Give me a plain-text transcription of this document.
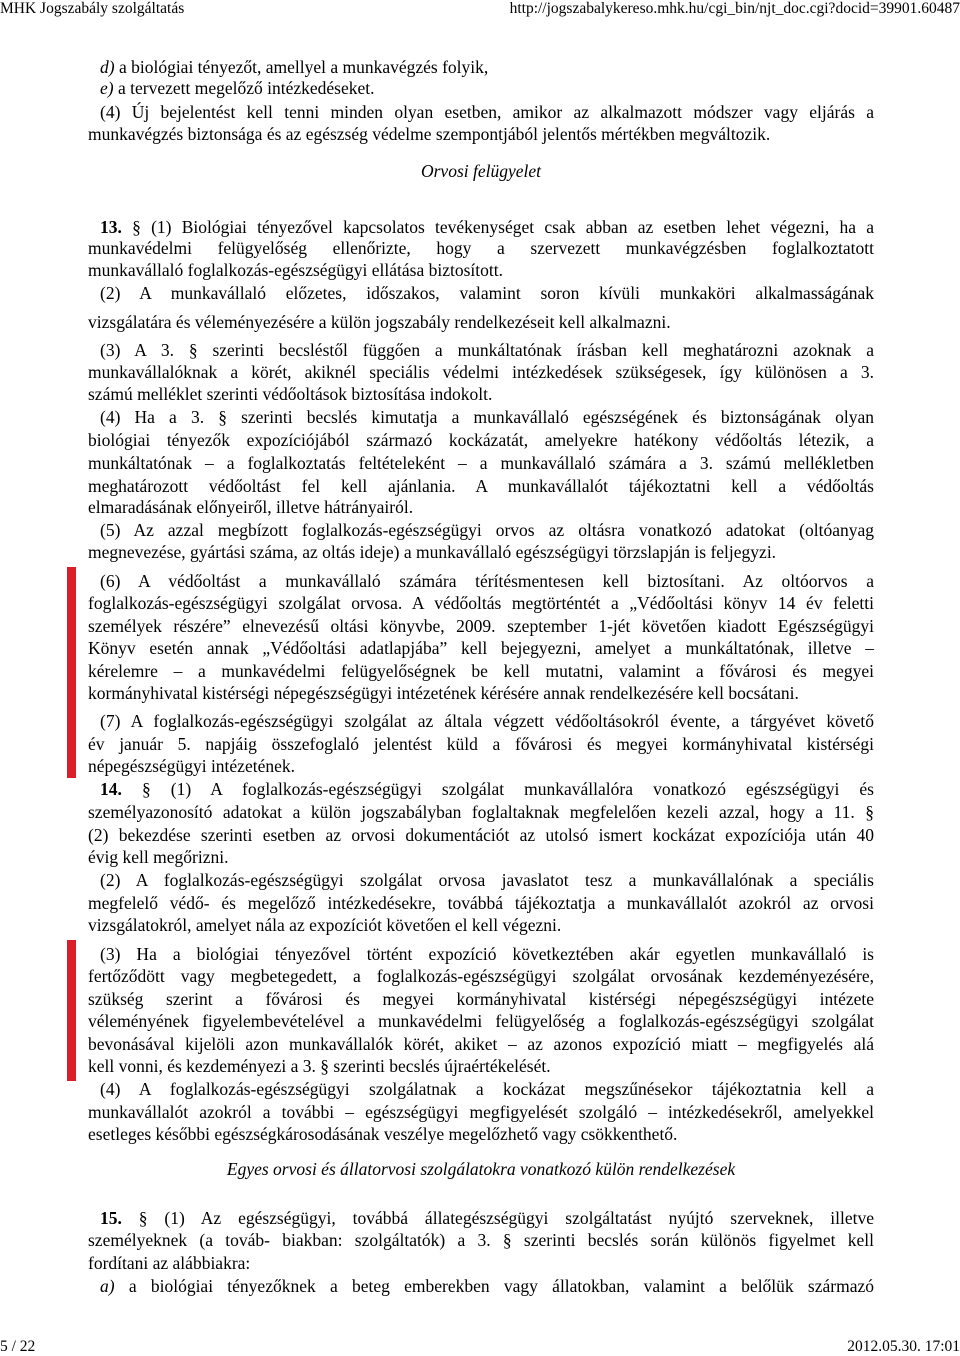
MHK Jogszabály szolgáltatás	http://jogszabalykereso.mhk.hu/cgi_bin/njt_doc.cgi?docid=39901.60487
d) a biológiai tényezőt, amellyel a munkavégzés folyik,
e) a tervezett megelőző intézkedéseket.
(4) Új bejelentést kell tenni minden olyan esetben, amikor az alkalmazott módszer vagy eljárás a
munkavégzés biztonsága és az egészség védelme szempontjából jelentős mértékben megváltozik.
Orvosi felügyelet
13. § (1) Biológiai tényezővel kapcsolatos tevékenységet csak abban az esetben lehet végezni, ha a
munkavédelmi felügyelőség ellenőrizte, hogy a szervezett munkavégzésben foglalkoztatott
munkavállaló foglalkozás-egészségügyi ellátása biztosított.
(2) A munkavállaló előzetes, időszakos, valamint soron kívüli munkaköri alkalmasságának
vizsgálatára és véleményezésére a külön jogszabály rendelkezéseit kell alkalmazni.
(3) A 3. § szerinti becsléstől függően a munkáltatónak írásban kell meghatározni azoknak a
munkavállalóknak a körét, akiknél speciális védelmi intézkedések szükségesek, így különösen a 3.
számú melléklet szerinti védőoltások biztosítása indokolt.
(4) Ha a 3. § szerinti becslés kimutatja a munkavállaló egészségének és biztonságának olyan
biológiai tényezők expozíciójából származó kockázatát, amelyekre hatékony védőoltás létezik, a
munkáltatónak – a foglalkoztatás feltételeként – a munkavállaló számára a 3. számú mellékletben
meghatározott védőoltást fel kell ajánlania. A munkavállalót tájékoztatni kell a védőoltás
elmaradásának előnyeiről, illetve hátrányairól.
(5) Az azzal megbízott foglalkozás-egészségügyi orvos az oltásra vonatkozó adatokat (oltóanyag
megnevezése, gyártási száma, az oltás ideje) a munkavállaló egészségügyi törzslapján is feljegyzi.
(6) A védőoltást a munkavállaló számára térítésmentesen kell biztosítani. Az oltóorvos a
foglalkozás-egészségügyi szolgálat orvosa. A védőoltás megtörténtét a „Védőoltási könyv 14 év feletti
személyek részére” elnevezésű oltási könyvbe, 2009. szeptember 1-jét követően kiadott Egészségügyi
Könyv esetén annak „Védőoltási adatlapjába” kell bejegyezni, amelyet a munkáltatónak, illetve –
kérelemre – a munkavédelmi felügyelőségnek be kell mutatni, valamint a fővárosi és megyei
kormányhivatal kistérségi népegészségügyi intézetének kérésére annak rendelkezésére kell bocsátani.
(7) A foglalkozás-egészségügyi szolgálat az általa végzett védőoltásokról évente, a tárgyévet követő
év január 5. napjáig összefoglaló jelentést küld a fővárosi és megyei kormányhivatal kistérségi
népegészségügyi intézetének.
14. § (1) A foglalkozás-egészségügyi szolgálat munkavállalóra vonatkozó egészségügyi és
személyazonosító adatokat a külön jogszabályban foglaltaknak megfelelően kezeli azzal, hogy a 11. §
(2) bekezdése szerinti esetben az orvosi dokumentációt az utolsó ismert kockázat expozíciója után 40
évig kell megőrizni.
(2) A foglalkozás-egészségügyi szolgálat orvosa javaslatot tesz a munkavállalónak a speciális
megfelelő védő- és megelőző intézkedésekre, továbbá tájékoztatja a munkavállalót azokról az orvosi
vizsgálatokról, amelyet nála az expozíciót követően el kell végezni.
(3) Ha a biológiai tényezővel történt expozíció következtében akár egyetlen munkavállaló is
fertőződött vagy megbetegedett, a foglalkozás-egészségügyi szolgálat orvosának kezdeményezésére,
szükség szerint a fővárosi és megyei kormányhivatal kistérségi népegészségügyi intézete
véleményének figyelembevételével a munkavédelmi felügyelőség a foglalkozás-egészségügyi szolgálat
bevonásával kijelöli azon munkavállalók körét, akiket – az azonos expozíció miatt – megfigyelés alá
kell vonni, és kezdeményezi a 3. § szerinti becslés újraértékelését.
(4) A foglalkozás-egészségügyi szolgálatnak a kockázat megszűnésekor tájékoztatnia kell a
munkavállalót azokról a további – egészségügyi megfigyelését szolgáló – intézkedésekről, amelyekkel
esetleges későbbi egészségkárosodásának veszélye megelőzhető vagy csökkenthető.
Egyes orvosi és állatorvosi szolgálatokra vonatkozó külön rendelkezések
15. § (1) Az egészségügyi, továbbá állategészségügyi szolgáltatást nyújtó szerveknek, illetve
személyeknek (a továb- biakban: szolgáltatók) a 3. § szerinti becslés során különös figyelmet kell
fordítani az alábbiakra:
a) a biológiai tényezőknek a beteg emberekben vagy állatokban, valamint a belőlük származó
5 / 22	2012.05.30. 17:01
************
### Goal
Transcribe the listing in full. Omit the pictures and keep every line exact.

### Solution to this problem
Give me a plain-text transcription of this document.
MHK Jogszabály szolgáltatás	http://jogszabalykereso.mhk.hu/cgi_bin/njt_doc.cgi?docid=39901.60487
d) a biológiai tényezőt, amellyel a munkavégzés folyik,
e) a tervezett megelőző intézkedéseket.
(4) Új bejelentést kell tenni minden olyan esetben, amikor az alkalmazott módszer vagy eljárás a
munkavégzés biztonsága és az egészség védelme szempontjából jelentős mértékben megváltozik.
Orvosi felügyelet
13. § (1) Biológiai tényezővel kapcsolatos tevékenységet csak abban az esetben lehet végezni, ha a
munkavédelmi felügyelőség ellenőrizte, hogy a szervezett munkavégzésben foglalkoztatott
munkavállaló foglalkozás-egészségügyi ellátása biztosított.
(2) A munkavállaló előzetes, időszakos, valamint soron kívüli munkaköri alkalmasságának
vizsgálatára és véleményezésére a külön jogszabály rendelkezéseit kell alkalmazni.
(3) A 3. § szerinti becsléstől függően a munkáltatónak írásban kell meghatározni azoknak a
munkavállalóknak a körét, akiknél speciális védelmi intézkedések szükségesek, így különösen a 3.
számú melléklet szerinti védőoltások biztosítása indokolt.
(4) Ha a 3. § szerinti becslés kimutatja a munkavállaló egészségének és biztonságának olyan
biológiai tényezők expozíciójából származó kockázatát, amelyekre hatékony védőoltás létezik, a
munkáltatónak – a foglalkoztatás feltételeként – a munkavállaló számára a 3. számú mellékletben
meghatározott védőoltást fel kell ajánlania. A munkavállalót tájékoztatni kell a védőoltás
elmaradásának előnyeiről, illetve hátrányairól.
(5) Az azzal megbízott foglalkozás-egészségügyi orvos az oltásra vonatkozó adatokat (oltóanyag
megnevezése, gyártási száma, az oltás ideje) a munkavállaló egészségügyi törzslapján is feljegyzi.
(6) A védőoltást a munkavállaló számára térítésmentesen kell biztosítani. Az oltóorvos a
foglalkozás-egészségügyi szolgálat orvosa. A védőoltás megtörténtét a „Védőoltási könyv 14 év feletti
személyek részére” elnevezésű oltási könyvbe, 2009. szeptember 1-jét követően kiadott Egészségügyi
Könyv esetén annak „Védőoltási adatlapjába” kell bejegyezni, amelyet a munkáltatónak, illetve –
kérelemre – a munkavédelmi felügyelőségnek be kell mutatni, valamint a fővárosi és megyei
kormányhivatal kistérségi népegészségügyi intézetének kérésére annak rendelkezésére kell bocsátani.
(7) A foglalkozás-egészségügyi szolgálat az általa végzett védőoltásokról évente, a tárgyévet követő
év január 5. napjáig összefoglaló jelentést küld a fővárosi és megyei kormányhivatal kistérségi
népegészségügyi intézetének.
14. § (1) A foglalkozás-egészségügyi szolgálat munkavállalóra vonatkozó egészségügyi és
személyazonosító adatokat a külön jogszabályban foglaltaknak megfelelően kezeli azzal, hogy a 11. §
(2) bekezdése szerinti esetben az orvosi dokumentációt az utolsó ismert kockázat expozíciója után 40
évig kell megőrizni.
(2) A foglalkozás-egészségügyi szolgálat orvosa javaslatot tesz a munkavállalónak a speciális
megfelelő védő- és megelőző intézkedésekre, továbbá tájékoztatja a munkavállalót azokról az orvosi
vizsgálatokról, amelyet nála az expozíciót követően el kell végezni.
(3) Ha a biológiai tényezővel történt expozíció következtében akár egyetlen munkavállaló is
fertőződött vagy megbetegedett, a foglalkozás-egészségügyi szolgálat orvosának kezdeményezésére,
szükség szerint a fővárosi és megyei kormányhivatal kistérségi népegészségügyi intézete
véleményének figyelembevételével a munkavédelmi felügyelőség a foglalkozás-egészségügyi szolgálat
bevonásával kijelöli azon munkavállalók körét, akiket – az azonos expozíció miatt – megfigyelés alá
kell vonni, és kezdeményezi a 3. § szerinti becslés újraértékelését.
(4) A foglalkozás-egészségügyi szolgálatnak a kockázat megszűnésekor tájékoztatnia kell a
munkavállalót azokról a további – egészségügyi megfigyelését szolgáló – intézkedésekről, amelyekkel
esetleges későbbi egészségkárosodásának veszélye megelőzhető vagy csökkenthető.
Egyes orvosi és állatorvosi szolgálatokra vonatkozó külön rendelkezések
15. § (1) Az egészségügyi, továbbá állategészségügyi szolgáltatást nyújtó szerveknek, illetve
személyeknek (a továb- biakban: szolgáltatók) a 3. § szerinti becslés során különös figyelmet kell
fordítani az alábbiakra:
a) a biológiai tényezőknek a beteg emberekben vagy állatokban, valamint a belőlük származó
5 / 22	2012.05.30. 17:01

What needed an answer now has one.